DIRECTIONS - Return each line containing the string "ltca".
■ ■ ■ ■ ■
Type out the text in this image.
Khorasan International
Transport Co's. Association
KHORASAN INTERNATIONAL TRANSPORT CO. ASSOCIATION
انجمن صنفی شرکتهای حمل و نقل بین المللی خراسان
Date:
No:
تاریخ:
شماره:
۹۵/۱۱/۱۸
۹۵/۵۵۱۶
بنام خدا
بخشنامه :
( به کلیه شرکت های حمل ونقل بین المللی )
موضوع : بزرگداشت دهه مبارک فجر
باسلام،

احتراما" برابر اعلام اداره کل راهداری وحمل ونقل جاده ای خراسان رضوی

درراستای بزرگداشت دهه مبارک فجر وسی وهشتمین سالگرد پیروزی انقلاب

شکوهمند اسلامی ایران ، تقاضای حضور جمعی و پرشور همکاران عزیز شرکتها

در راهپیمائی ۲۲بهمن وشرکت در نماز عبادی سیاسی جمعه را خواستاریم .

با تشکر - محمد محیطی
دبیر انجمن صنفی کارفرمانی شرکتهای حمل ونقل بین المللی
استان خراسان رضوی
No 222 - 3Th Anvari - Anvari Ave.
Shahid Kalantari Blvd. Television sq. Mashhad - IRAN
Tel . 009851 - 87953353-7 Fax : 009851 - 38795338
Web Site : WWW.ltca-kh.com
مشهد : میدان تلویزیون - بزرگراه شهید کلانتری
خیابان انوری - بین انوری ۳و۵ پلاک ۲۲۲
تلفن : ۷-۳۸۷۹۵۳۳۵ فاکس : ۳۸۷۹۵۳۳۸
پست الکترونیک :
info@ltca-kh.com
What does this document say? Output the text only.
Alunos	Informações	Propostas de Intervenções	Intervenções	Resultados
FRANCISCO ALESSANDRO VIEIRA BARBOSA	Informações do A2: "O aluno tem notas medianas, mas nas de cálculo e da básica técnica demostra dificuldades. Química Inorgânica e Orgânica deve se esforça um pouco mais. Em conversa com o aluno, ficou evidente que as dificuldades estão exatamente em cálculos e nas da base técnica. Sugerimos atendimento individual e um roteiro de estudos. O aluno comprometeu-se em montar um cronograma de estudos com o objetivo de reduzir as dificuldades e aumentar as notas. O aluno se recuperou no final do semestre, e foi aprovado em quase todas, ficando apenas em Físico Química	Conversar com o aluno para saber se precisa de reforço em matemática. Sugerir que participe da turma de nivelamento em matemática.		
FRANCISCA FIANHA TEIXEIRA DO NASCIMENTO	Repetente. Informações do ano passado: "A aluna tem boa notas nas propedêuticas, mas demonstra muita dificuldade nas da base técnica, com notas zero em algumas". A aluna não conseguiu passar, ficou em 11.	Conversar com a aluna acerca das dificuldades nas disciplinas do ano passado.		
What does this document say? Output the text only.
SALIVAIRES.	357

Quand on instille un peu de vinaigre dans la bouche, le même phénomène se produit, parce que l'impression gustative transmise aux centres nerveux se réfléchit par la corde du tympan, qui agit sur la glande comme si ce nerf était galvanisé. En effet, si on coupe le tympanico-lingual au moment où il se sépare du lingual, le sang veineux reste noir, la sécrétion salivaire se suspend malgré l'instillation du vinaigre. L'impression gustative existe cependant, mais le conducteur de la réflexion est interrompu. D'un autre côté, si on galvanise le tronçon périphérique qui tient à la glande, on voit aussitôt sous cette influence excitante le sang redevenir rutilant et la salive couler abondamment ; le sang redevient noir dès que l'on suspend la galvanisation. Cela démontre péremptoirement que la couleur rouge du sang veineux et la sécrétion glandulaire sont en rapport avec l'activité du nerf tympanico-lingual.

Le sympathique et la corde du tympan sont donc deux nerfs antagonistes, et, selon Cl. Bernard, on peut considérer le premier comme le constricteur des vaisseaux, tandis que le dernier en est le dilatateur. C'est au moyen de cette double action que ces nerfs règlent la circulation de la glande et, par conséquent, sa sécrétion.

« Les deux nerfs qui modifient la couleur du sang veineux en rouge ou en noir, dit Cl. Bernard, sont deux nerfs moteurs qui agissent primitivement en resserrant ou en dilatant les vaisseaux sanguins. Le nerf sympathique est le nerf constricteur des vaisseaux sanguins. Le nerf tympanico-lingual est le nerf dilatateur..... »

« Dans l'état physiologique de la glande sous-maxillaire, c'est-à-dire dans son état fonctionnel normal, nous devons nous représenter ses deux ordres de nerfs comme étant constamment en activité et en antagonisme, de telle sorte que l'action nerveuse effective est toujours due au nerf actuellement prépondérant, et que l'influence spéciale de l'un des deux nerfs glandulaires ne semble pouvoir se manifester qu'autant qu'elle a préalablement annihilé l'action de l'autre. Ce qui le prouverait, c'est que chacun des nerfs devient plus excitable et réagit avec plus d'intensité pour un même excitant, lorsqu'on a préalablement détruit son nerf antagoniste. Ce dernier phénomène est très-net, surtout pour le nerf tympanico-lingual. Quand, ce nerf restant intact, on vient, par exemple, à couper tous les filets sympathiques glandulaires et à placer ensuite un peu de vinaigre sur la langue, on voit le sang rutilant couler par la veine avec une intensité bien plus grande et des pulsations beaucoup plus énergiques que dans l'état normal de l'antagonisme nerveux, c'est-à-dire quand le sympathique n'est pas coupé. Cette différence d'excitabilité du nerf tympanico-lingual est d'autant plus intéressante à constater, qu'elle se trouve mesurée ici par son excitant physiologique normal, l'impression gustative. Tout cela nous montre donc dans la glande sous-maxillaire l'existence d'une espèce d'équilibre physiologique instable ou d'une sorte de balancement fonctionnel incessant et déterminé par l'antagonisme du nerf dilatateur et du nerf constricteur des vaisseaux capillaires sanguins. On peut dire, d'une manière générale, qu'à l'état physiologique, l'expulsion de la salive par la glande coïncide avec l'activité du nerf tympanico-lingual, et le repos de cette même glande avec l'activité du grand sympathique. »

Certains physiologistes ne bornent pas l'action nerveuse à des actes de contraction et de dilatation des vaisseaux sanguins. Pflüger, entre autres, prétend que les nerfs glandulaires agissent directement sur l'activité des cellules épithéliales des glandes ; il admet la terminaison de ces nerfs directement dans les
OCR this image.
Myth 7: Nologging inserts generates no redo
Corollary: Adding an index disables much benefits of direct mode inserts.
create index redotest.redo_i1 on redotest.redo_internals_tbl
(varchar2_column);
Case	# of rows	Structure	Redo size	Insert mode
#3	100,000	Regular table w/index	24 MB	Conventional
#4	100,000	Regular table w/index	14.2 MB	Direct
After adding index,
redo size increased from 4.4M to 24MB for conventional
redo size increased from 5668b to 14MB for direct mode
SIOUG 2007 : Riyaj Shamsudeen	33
■ ■ ■ ■ ■
ANSWER TO THE EXERCISE -
Web Site : WWW.ltca-kh.com
info@ltca-kh.com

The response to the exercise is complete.